Structured figure records
☆ ☆ ☆ ☆ ☆ ☆ ☆

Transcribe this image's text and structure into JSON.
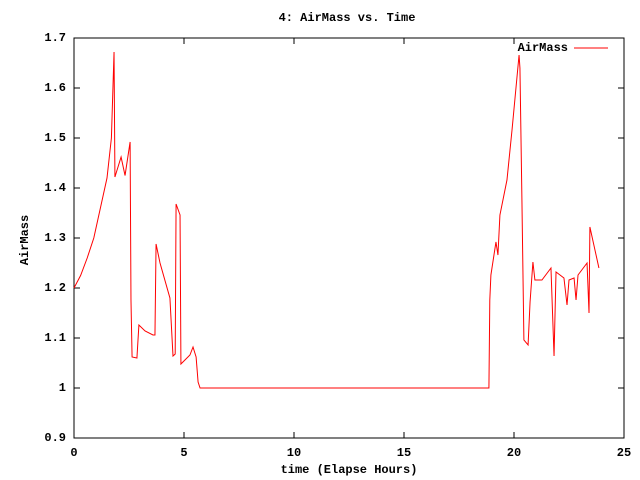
{
  "chart_data": {
    "type": "line",
    "title": "4: AirMass vs. Time",
    "xlabel": "time (Elapse Hours)",
    "ylabel": "AirMass",
    "x": [
      0,
      0.3,
      0.6,
      0.9,
      1.2,
      1.5,
      1.7,
      1.82,
      1.86,
      2.14,
      2.32,
      2.55,
      2.59,
      2.64,
      2.86,
      2.95,
      3.23,
      3.59,
      3.68,
      3.73,
      3.91,
      4.36,
      4.5,
      4.6,
      4.64,
      4.82,
      4.86,
      5.27,
      5.41,
      5.55,
      5.64,
      5.73,
      18.86,
      18.9,
      18.95,
      19.18,
      19.27,
      19.36,
      19.68,
      19.91,
      20.23,
      20.27,
      20.36,
      20.45,
      20.64,
      20.73,
      20.86,
      20.95,
      21.27,
      21.68,
      21.82,
      21.91,
      22.27,
      22.41,
      22.5,
      22.73,
      22.82,
      22.91,
      23.32,
      23.41,
      23.45,
      23.86
    ],
    "series": [
      {
        "name": "AirMass",
        "color": "#ff0000",
        "values": [
          1.2,
          1.225,
          1.26,
          1.3,
          1.36,
          1.42,
          1.5,
          1.672,
          1.422,
          1.462,
          1.425,
          1.492,
          1.176,
          1.062,
          1.06,
          1.126,
          1.114,
          1.106,
          1.106,
          1.288,
          1.25,
          1.18,
          1.064,
          1.068,
          1.368,
          1.346,
          1.048,
          1.066,
          1.082,
          1.062,
          1.012,
          1.0,
          1.0,
          1.176,
          1.226,
          1.292,
          1.266,
          1.346,
          1.416,
          1.516,
          1.666,
          1.64,
          1.376,
          1.096,
          1.086,
          1.172,
          1.252,
          1.216,
          1.216,
          1.24,
          1.064,
          1.232,
          1.22,
          1.166,
          1.216,
          1.22,
          1.176,
          1.226,
          1.25,
          1.15,
          1.322,
          1.24
        ]
      }
    ],
    "xlim": [
      0,
      25
    ],
    "ylim": [
      0.9,
      1.7
    ],
    "xticks": [
      0,
      5,
      10,
      15,
      20,
      25
    ],
    "yticks": [
      0.9,
      1,
      1.1,
      1.2,
      1.3,
      1.4,
      1.5,
      1.6,
      1.7
    ],
    "legend": "top-right"
  }
}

☆ ☆ ☆ ☆ ☆ ☆ ☆

**PROBLEM DESCRIPTION**: Wherever a line in the data above holds "AirMass", copy that line.

**WRITTEN ANSWER**:
    "title": "4: AirMass vs. Time",
    "ylabel": "AirMass",
        "name": "AirMass",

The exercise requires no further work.